_SET TASK_
Copy each line below in which the word "this" occurs.

_RECORDS PROVIDED_
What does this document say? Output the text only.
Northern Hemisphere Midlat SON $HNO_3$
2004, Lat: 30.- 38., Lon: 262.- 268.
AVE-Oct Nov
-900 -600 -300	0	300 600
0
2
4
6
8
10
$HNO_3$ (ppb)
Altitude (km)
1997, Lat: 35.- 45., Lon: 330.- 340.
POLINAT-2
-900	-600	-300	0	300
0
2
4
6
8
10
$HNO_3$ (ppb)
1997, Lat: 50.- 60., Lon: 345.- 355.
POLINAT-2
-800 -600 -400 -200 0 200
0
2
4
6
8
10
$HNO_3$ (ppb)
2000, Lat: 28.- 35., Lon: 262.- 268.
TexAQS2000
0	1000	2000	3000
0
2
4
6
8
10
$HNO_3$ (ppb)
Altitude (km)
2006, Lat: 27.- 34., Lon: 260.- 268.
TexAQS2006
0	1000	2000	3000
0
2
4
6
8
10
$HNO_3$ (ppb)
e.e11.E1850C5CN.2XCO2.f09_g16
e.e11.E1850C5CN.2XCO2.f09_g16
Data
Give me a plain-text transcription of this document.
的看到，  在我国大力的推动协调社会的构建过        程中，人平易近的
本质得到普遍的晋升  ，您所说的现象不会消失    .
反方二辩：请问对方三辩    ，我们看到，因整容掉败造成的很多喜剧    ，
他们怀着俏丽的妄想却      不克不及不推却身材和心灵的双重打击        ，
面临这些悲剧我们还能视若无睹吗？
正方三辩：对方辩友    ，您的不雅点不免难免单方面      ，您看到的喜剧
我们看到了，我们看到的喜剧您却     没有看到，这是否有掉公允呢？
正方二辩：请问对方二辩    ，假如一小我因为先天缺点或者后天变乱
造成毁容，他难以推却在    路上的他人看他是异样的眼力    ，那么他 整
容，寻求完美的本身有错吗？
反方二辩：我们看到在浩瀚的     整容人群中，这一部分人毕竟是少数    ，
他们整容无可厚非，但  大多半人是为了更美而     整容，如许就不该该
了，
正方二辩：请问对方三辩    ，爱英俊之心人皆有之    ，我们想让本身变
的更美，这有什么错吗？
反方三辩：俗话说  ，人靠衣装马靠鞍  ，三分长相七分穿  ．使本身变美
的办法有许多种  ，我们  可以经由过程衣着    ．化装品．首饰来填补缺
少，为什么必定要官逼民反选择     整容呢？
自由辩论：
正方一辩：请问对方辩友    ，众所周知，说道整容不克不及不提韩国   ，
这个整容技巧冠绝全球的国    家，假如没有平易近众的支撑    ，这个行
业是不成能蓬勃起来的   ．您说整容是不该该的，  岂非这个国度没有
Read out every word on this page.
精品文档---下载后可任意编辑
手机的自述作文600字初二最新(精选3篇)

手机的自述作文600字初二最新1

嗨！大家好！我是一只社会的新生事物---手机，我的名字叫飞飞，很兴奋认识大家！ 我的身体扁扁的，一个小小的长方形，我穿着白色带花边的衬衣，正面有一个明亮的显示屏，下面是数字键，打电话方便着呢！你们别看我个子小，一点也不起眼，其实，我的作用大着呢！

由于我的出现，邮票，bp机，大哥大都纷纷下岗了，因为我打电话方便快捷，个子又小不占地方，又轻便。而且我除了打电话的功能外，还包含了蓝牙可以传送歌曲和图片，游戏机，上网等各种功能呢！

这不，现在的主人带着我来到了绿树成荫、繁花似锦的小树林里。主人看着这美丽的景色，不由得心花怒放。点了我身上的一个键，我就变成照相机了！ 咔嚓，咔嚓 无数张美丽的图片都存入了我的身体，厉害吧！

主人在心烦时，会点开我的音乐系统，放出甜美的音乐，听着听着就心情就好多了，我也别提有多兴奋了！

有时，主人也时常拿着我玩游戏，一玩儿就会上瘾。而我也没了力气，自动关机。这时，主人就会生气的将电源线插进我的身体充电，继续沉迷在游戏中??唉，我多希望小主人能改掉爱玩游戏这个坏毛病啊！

_FINISHED TASK_
What does this document say? Output the text only.
Give me a plain-text transcription of this document.
Read out every word on this page.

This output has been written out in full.